Exercise directions
Copy the records below word for word, leaving out the pictures.
--- START OF Task data ---
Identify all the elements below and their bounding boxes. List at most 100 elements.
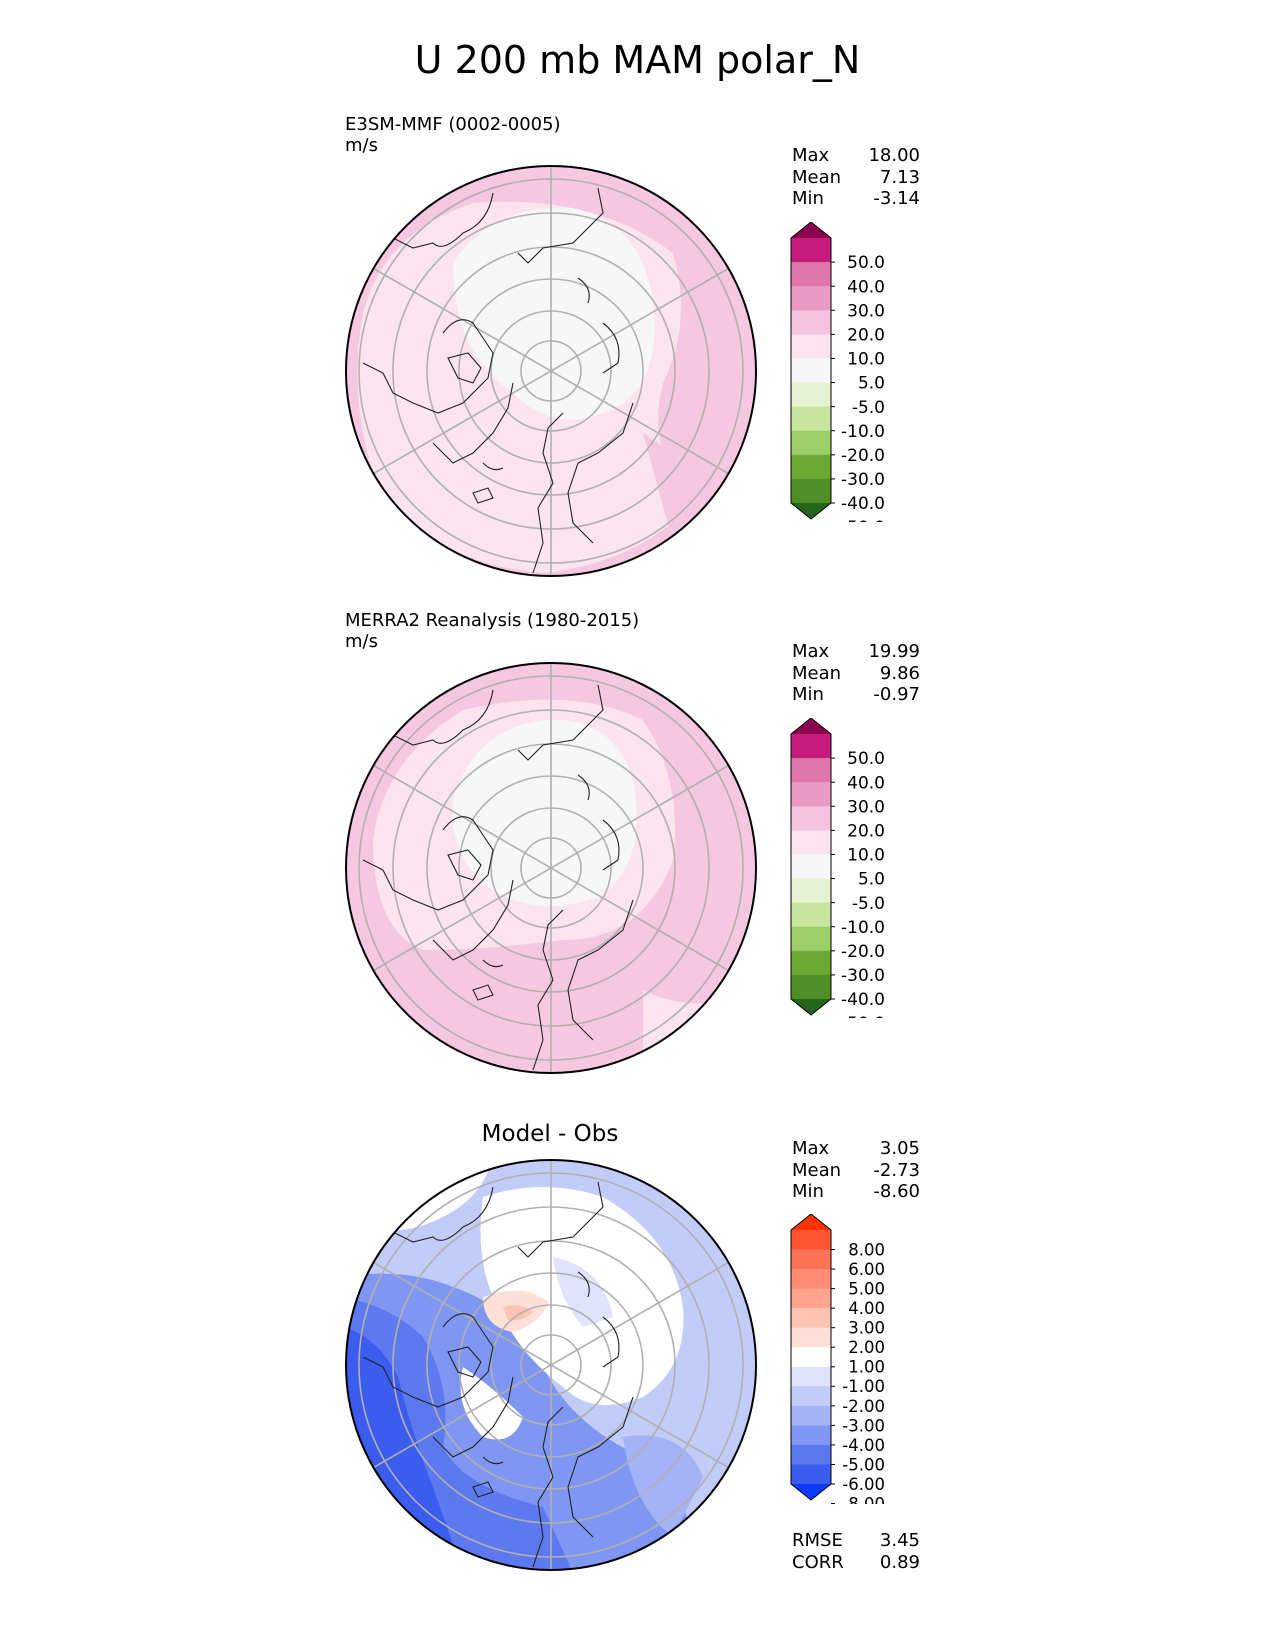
colorbar-segment (791, 1269, 831, 1290)
colorbar-tick-label: 8.00 (848, 1240, 885, 1259)
colorbar-segment (791, 950, 831, 976)
colorbar-tick-label: -3.00 (842, 1416, 885, 1435)
colorbar-tick-label: 50.0 (847, 749, 885, 769)
colorbar-tick-label: 5.0 (858, 374, 885, 394)
stat-label: CORR (792, 1551, 844, 1573)
stat-value: -0.97 (873, 684, 920, 705)
colorbar-segment (791, 854, 831, 880)
colorbar-tick-label: 3.00 (848, 1319, 885, 1338)
colorbar-segment (791, 1230, 831, 1251)
colorbar-extend-min (791, 999, 831, 1015)
colorbar-tick-label: 10.0 (847, 846, 885, 866)
stat-label: Mean (792, 1159, 842, 1181)
colorbar-tick-label: -40.0 (841, 990, 885, 1010)
panel-2-field-5 (452, 719, 637, 907)
colorbar-tick-label: -30.0 (841, 966, 885, 986)
colorbar-segment (791, 1386, 831, 1407)
panel-2-graticule (358, 663, 744, 1073)
colorbar-segment (791, 734, 831, 759)
panel-3-polar-map (345, 1159, 757, 1571)
stat-label: Max (792, 1138, 830, 1159)
stat-label: Max (792, 145, 830, 166)
colorbar-segment (791, 1425, 831, 1446)
colorbar-extend-max (791, 1214, 831, 1230)
stat-value: -8.60 (873, 1181, 920, 1202)
colorbar-tick-label: 6.00 (848, 1260, 885, 1279)
stat-value: 7.13 (879, 166, 920, 188)
colorbar-tick-label: -10.0 (841, 918, 885, 938)
panel-3-stats: Max 3.05 Mean -2.73 Min -8.60 (792, 1138, 920, 1203)
colorbar-tick-label: -10.0 (841, 422, 885, 442)
stat-value: 0.89 (879, 1551, 920, 1573)
colorbar-segment (791, 902, 831, 928)
colorbar-segment (791, 1347, 831, 1368)
colorbar-segment (791, 974, 831, 1000)
panel-1-units-label: m/s (345, 135, 378, 156)
colorbar-tick-label: -20.0 (841, 942, 885, 962)
colorbar-segment (791, 878, 831, 904)
panel-3-colorbar: 8.006.005.004.003.002.001.00-1.00-2.00-3… (790, 1214, 885, 1504)
colorbar-segment (791, 262, 831, 287)
colorbar-tick-label: 5.00 (848, 1280, 885, 1299)
stat-label: Min (792, 684, 824, 705)
colorbar-extend-min (791, 1484, 831, 1500)
panel-1-coastlines (362, 187, 634, 574)
colorbar-segment (791, 1405, 831, 1426)
stat-label: Min (792, 1181, 824, 1202)
panel-2-units-label: m/s (345, 631, 378, 652)
colorbar-segment (791, 358, 831, 384)
panel-3-field-plus2 (503, 1305, 533, 1321)
colorbar-extend-max (791, 718, 831, 734)
panel-3-field-zero-west (460, 1367, 523, 1440)
panel-3-title: Model - Obs (481, 1121, 619, 1147)
colorbar-extend-min (791, 503, 831, 519)
stat-value: 3.45 (879, 1530, 920, 1551)
colorbar-tick-label: -50.0 (841, 1014, 885, 1018)
colorbar-tick-label: 30.0 (847, 301, 885, 321)
colorbar-tick-label: 10.0 (847, 350, 885, 370)
panel-1-colorbar: 50.0 40.0 30.0 20.0 10.0 5.0 -5.0 -10.0 -20.0 -30… (790, 222, 885, 522)
stat-value: -3.14 (873, 188, 920, 209)
colorbar-tick-label: -30.0 (841, 470, 885, 490)
colorbar-tick-label: 20.0 (847, 821, 885, 841)
stat-value: 9.86 (879, 662, 920, 684)
stat-value: 18.00 (868, 145, 920, 166)
colorbar-tick-label: 1.00 (848, 1358, 885, 1377)
colorbar-segment (791, 238, 831, 263)
colorbar-extend-max (791, 222, 831, 238)
colorbar-tick-label: -1.00 (842, 1377, 885, 1396)
panel-2-colorbar: 50.0 40.0 30.0 20.0 10.0 5.0 -5.0 -10.0 -20.0 -30… (790, 718, 885, 1018)
colorbar-segment (791, 926, 831, 952)
colorbar-segment (791, 310, 831, 335)
colorbar-tick-label: 40.0 (847, 277, 885, 297)
colorbar-tick-label: -5.00 (842, 1455, 885, 1474)
panel-3-field-minus4 (623, 1435, 703, 1537)
panel-2-dataset-label: MERRA2 Reanalysis (1980-2015) (345, 610, 640, 631)
colorbar-tick-label: -20.0 (841, 446, 885, 466)
colorbar-segment (791, 1308, 831, 1329)
panel-1-polar-map (345, 165, 757, 577)
panel-1-dataset-label: E3SM-MMF (0002-0005) (345, 114, 561, 135)
colorbar-tick-label: 50.0 (847, 253, 885, 273)
colorbar-segment (791, 454, 831, 480)
stat-label: Mean (792, 166, 842, 188)
colorbar-tick-label: 40.0 (847, 773, 885, 793)
colorbar-tick-label: 5.0 (858, 870, 885, 890)
colorbar-tick-label: 30.0 (847, 797, 885, 817)
stat-value: 19.99 (868, 641, 920, 662)
colorbar-segment (791, 382, 831, 408)
stat-label: Mean (792, 662, 842, 684)
colorbar-segment (791, 830, 831, 855)
colorbar-segment (791, 782, 831, 807)
colorbar-tick-label: -40.0 (841, 494, 885, 514)
panel-1-map-boundary (345, 165, 757, 577)
colorbar-segment (791, 758, 831, 783)
panel-1-label: E3SM-MMF (0002-0005) m/s (345, 114, 561, 156)
colorbar-segment (791, 478, 831, 504)
panel-2-label: MERRA2 Reanalysis (1980-2015) m/s (345, 610, 639, 652)
colorbar-segment (791, 1249, 831, 1270)
stat-label: Min (792, 188, 824, 209)
colorbar-tick-label: 4.00 (848, 1299, 885, 1318)
colorbar-segment (791, 1366, 831, 1387)
panel-3-coastlines (362, 1181, 634, 1568)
--- END OF Task data ---
Answer for the task
Identify all the elements below and their bounding boxes. List at most 100 elements.
colorbar-segment (791, 1269, 831, 1290)
colorbar-tick-label: 8.00 (848, 1240, 885, 1259)
colorbar-segment (791, 950, 831, 976)
colorbar-tick-label: -3.00 (842, 1416, 885, 1435)
colorbar-tick-label: 50.0 (847, 749, 885, 769)
colorbar-tick-label: 5.0 (858, 374, 885, 394)
stat-label: CORR (792, 1551, 844, 1573)
stat-value: -0.97 (873, 684, 920, 705)
colorbar-segment (791, 854, 831, 880)
colorbar-tick-label: 3.00 (848, 1319, 885, 1338)
colorbar-segment (791, 1230, 831, 1251)
colorbar-extend-min (791, 999, 831, 1015)
colorbar-tick-label: 10.0 (847, 846, 885, 866)
stat-label: Mean (792, 1159, 842, 1181)
colorbar-tick-label: -40.0 (841, 990, 885, 1010)
panel-2-field-5 (452, 719, 637, 907)
colorbar-tick-label: -30.0 (841, 966, 885, 986)
colorbar-segment (791, 1386, 831, 1407)
panel-2-graticule (358, 663, 744, 1073)
colorbar-segment (791, 734, 831, 759)
panel-3-polar-map (345, 1159, 757, 1571)
stat-label: Max (792, 1138, 830, 1159)
stat-label: Max (792, 145, 830, 166)
colorbar-segment (791, 1425, 831, 1446)
colorbar-extend-max (791, 1214, 831, 1230)
stat-value: -8.60 (873, 1181, 920, 1202)
colorbar-tick-label: 6.00 (848, 1260, 885, 1279)
stat-value: 7.13 (879, 166, 920, 188)
colorbar-tick-label: -10.0 (841, 918, 885, 938)
panel-3-stats: Max 3.05 Mean -2.73 Min -8.60 (792, 1138, 920, 1203)
colorbar-tick-label: -10.0 (841, 422, 885, 442)
stat-value: 0.89 (879, 1551, 920, 1573)
colorbar-segment (791, 902, 831, 928)
colorbar-segment (791, 1347, 831, 1368)
colorbar-segment (791, 974, 831, 1000)
panel-1-units-label: m/s (345, 135, 378, 156)
colorbar-tick-label: -20.0 (841, 942, 885, 962)
colorbar-segment (791, 878, 831, 904)
panel-3-colorbar: 8.006.005.004.003.002.001.00-1.00-2.00-3… (790, 1214, 885, 1504)
colorbar-segment (791, 262, 831, 287)
colorbar-tick-label: 5.00 (848, 1280, 885, 1299)
stat-label: Min (792, 684, 824, 705)
colorbar-extend-min (791, 1484, 831, 1500)
panel-1-coastlines (362, 187, 634, 574)
colorbar-segment (791, 1405, 831, 1426)
stat-label: Min (792, 1181, 824, 1202)
panel-2-units-label: m/s (345, 631, 378, 652)
colorbar-segment (791, 358, 831, 384)
panel-3-field-plus2 (503, 1305, 533, 1321)
colorbar-extend-max (791, 718, 831, 734)
panel-3-field-zero-west (460, 1367, 523, 1440)
panel-3-title: Model - Obs (481, 1121, 619, 1147)
colorbar-extend-min (791, 503, 831, 519)
stat-value: 3.45 (879, 1530, 920, 1551)
colorbar-tick-label: -50.0 (841, 1014, 885, 1018)
colorbar-tick-label: 30.0 (847, 301, 885, 321)
colorbar-tick-label: 10.0 (847, 350, 885, 370)
panel-1-colorbar: 50.0 40.0 30.0 20.0 10.0 5.0 -5.0 -10.0 -20.0 -30… (790, 222, 885, 522)
stat-value: -3.14 (873, 188, 920, 209)
colorbar-tick-label: -30.0 (841, 470, 885, 490)
colorbar-tick-label: 20.0 (847, 821, 885, 841)
stat-value: 9.86 (879, 662, 920, 684)
stat-value: 18.00 (868, 145, 920, 166)
colorbar-tick-label: 1.00 (848, 1358, 885, 1377)
colorbar-segment (791, 238, 831, 263)
colorbar-extend-max (791, 222, 831, 238)
colorbar-tick-label: -1.00 (842, 1377, 885, 1396)
panel-2-colorbar: 50.0 40.0 30.0 20.0 10.0 5.0 -5.0 -10.0 -20.0 -30… (790, 718, 885, 1018)
colorbar-segment (791, 926, 831, 952)
colorbar-segment (791, 310, 831, 335)
colorbar-tick-label: 40.0 (847, 277, 885, 297)
colorbar-tick-label: -5.00 (842, 1455, 885, 1474)
panel-3-field-minus4 (623, 1435, 703, 1537)
panel-2-dataset-label: MERRA2 Reanalysis (1980-2015) (345, 610, 640, 631)
colorbar-tick-label: -20.0 (841, 446, 885, 466)
colorbar-segment (791, 1308, 831, 1329)
panel-1-polar-map (345, 165, 757, 577)
panel-1-dataset-label: E3SM-MMF (0002-0005) (345, 114, 561, 135)
colorbar-tick-label: 50.0 (847, 253, 885, 273)
colorbar-segment (791, 454, 831, 480)
stat-label: Mean (792, 166, 842, 188)
colorbar-tick-label: 40.0 (847, 773, 885, 793)
colorbar-tick-label: 5.0 (858, 870, 885, 890)
colorbar-tick-label: 30.0 (847, 797, 885, 817)
stat-value: 19.99 (868, 641, 920, 662)
colorbar-segment (791, 382, 831, 408)
stat-label: Mean (792, 662, 842, 684)
colorbar-segment (791, 830, 831, 855)
colorbar-segment (791, 782, 831, 807)
colorbar-tick-label: -40.0 (841, 494, 885, 514)
panel-1-map-boundary (345, 165, 757, 577)
colorbar-segment (791, 758, 831, 783)
panel-1-label: E3SM-MMF (0002-0005) m/s (345, 114, 561, 156)
colorbar-segment (791, 478, 831, 504)
panel-2-label: MERRA2 Reanalysis (1980-2015) m/s (345, 610, 639, 652)
colorbar-segment (791, 1249, 831, 1270)
stat-label: Min (792, 188, 824, 209)
colorbar-tick-label: 4.00 (848, 1299, 885, 1318)
colorbar-segment (791, 1366, 831, 1387)
panel-3-coastlines (362, 1181, 634, 1568)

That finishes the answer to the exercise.